SELECTED PASSAGE:
However, also without local depressions of the riser where liquid can accumulate as a plug there can be a problem of liquid surging. Gas condensate typically accumulates along the walls of the riser while the central area of the riser remains free for gas to flow through. By way of example, liquid condensate along the walls can occupy from 5% to 20% of the cross sectional area. This problem occurs also in risers which extend continuously upwards. The liquid will move upwards under the influence of the upwards gas flow through the centre of the riser. The upwards movement of the liquid is not a stable process due to the opposite forces of gravity and friction of the riser walls, and the instability causes waves of liquid and liquid surging instead of a steady flow. The flexible tubing is used to remove the liquid to reduce the cross sectional area taken up by fluid and to reduce the overall amount of fluid, thereby mitigating the liquid surging.
The end of the flexible tubing within the riser is preferably in contact with the riser walls, especially when gas flows through the centre of the riser and gas condensate is accumulated along the walls. Various mechanical means can be provided for urging the tubing against the riser inner walls. One option can be a heavy weight or inlet device which is attached to the end of the flexible tubing and which urges the end of the flexible tubing towards the lowest part of the riser. This example of a heavy weight or inlet device works best if the riser has a significant horizontal component. Another example is a spacer which extends from the flexible tubing to the opposite internal riser wall to urge the flexible tubing against the riser wall. Examples of spacers are simple mechanical devices such as a mechanical spring or extendable rod. Optionally, the spacers can be activated remotely but that will require communication lines and control units which will add costs to the setup.
In a specific example, the portion of the flexible tubing which is outside the riser is stored on a reel which can also be used to vary the length of the portion of the flexible tubing extending into the riser. The length of the portion of the tubing extending into the riser can also be actively controlled by a feedback system depending on a detected amount of fluid in the flexible tubing. When a larger amount of fluid is present, the flexible tubing can be pulled up by rolling up the reel or by any other lifting mechanism. Alternatively, the tubing can be left in place if a large amount of fluid is detected within the tubing. If a small amount of fluid or no fluid is detected inside the flexible tubing, the tubing can be extended to reach further into the riser and remove liquid at a section of the riser closer to the well. This feedback system can be automated and be controlled by a computing system, or it can be carried out manually. The active control system enables continuous lifting of the gas and liquid mixture from the riser base to the topside.
The variable length of the flexible tubing can also be utilised to initiate the flow within the flexible tubing. The pressure differential required for starting the flow of a large amount of fluid from a location low in the riser can be relatively large. The required pressure differential can be reduced by raising the intake point of the flexible tubing for starting the flow, and lowering the intake point after the flow has started to the desired location.
Different methods can be used for detecting the presence of fluids in the flexible tubing, such as standard optical or acoustic methods, or a gamma densitometer clamped onto the coiled tubing topside. Alternatively, the pressure within the flexible tubing near the control valve can be detected, and a drop in pressure will indicate an increase of the amount of gas and a decrease of the amount of fluid.

STORED DATA:
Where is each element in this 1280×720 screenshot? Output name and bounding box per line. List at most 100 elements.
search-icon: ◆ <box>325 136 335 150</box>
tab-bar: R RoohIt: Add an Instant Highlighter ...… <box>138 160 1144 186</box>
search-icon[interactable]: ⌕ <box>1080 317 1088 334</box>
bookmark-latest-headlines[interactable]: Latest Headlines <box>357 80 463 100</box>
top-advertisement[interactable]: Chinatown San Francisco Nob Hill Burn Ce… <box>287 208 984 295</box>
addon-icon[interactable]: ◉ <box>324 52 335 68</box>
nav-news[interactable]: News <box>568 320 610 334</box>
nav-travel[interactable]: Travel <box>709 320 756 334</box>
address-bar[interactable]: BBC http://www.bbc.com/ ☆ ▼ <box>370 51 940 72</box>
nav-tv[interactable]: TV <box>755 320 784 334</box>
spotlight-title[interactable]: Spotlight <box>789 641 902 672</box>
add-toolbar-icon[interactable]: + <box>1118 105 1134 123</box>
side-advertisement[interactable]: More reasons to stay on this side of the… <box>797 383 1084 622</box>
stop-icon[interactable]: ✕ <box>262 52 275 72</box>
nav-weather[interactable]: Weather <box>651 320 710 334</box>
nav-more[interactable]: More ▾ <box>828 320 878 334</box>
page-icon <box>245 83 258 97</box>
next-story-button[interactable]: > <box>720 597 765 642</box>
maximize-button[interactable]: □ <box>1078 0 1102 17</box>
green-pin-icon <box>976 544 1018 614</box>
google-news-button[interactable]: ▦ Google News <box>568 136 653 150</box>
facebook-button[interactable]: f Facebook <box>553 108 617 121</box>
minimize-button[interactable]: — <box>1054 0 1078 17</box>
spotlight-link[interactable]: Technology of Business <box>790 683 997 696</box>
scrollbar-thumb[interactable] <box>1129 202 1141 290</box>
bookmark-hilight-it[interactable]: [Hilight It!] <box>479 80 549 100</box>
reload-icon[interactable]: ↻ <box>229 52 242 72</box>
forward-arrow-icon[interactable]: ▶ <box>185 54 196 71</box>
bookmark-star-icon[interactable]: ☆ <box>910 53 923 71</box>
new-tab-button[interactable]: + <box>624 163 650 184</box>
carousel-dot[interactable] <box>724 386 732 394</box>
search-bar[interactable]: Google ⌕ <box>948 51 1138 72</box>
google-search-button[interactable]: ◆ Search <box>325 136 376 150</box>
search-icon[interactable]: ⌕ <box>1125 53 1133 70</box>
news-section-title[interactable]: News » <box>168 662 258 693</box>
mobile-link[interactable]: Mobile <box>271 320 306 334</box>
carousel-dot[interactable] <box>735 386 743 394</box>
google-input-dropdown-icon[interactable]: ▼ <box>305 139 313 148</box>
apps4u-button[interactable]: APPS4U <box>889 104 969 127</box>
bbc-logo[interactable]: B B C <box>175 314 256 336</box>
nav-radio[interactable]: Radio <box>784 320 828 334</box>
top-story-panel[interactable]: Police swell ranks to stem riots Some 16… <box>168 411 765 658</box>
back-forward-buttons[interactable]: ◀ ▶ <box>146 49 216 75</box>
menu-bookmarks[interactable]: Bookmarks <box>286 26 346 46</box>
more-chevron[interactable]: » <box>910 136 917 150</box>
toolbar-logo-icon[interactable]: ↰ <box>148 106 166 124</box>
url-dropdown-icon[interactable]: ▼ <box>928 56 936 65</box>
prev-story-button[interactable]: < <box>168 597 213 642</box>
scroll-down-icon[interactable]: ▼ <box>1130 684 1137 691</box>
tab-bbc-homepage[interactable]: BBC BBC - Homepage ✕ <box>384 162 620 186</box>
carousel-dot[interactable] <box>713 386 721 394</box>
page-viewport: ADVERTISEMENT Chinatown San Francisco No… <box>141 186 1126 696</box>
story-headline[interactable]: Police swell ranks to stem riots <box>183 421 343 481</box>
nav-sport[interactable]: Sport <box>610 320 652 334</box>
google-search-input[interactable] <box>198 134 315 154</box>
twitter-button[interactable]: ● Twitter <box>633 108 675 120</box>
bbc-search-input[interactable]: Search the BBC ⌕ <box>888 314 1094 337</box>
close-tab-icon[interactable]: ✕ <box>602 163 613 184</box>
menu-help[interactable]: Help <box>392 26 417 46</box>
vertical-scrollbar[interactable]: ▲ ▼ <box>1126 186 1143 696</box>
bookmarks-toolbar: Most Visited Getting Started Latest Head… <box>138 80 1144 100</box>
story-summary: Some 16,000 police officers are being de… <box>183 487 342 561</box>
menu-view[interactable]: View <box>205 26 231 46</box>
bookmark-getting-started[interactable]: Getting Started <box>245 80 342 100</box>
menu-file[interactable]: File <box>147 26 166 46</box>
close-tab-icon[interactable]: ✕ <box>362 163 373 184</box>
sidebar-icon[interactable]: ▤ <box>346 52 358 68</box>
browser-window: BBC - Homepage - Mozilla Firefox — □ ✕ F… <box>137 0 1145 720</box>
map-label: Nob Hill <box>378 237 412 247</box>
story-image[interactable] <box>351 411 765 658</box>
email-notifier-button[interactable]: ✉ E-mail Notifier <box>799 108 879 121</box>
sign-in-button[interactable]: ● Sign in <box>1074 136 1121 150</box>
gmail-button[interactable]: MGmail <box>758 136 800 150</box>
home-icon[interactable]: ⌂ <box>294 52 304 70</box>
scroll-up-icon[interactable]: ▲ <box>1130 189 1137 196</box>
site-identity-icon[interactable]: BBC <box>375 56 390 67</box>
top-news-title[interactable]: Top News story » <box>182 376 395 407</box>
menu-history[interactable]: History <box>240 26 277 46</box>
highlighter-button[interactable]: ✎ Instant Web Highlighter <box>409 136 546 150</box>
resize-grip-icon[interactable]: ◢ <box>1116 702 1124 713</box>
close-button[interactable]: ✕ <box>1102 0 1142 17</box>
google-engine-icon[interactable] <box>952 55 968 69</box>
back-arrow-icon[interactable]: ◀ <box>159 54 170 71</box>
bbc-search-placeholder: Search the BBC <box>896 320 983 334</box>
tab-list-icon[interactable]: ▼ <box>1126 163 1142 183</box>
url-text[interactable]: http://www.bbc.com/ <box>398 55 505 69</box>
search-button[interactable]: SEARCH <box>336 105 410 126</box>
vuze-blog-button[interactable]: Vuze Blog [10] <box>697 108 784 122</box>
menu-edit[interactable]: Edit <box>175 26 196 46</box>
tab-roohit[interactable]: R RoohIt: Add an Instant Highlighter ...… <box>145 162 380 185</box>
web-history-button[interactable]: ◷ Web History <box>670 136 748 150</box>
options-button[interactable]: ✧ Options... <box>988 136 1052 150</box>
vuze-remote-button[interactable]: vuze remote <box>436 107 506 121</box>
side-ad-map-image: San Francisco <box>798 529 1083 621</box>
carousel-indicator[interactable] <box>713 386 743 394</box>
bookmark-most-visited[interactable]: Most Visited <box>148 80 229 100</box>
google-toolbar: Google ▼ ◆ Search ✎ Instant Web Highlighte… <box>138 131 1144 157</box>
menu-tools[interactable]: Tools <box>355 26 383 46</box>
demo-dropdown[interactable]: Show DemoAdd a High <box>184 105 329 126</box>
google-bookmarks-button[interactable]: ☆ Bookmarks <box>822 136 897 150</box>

TASK GOAL:
For each statement below, decide whether it agrees with the riser passage, answering yes or no and quoting the words of the passage that settle it.
1. Liquid condensate along the riser walls can take up between 5% and 20% of the cross sectional area.
2. A heavy weight attached to the end of the flexible tubing works best when the riser is close to vertical.
3. A rise in pressure near the control valve indicates more gas in the flexible tubing.

RESULT BELOW:
1. Yes: "liquid condensate along the walls can occupy from 5% to 20% of the cross sectional area."
2. No: "This example of a heavy weight or inlet device works best if the riser has a significant horizontal component."
3. No: "a drop in pressure will indicate an increase of the amount of gas and a decrease of the amount of fluid."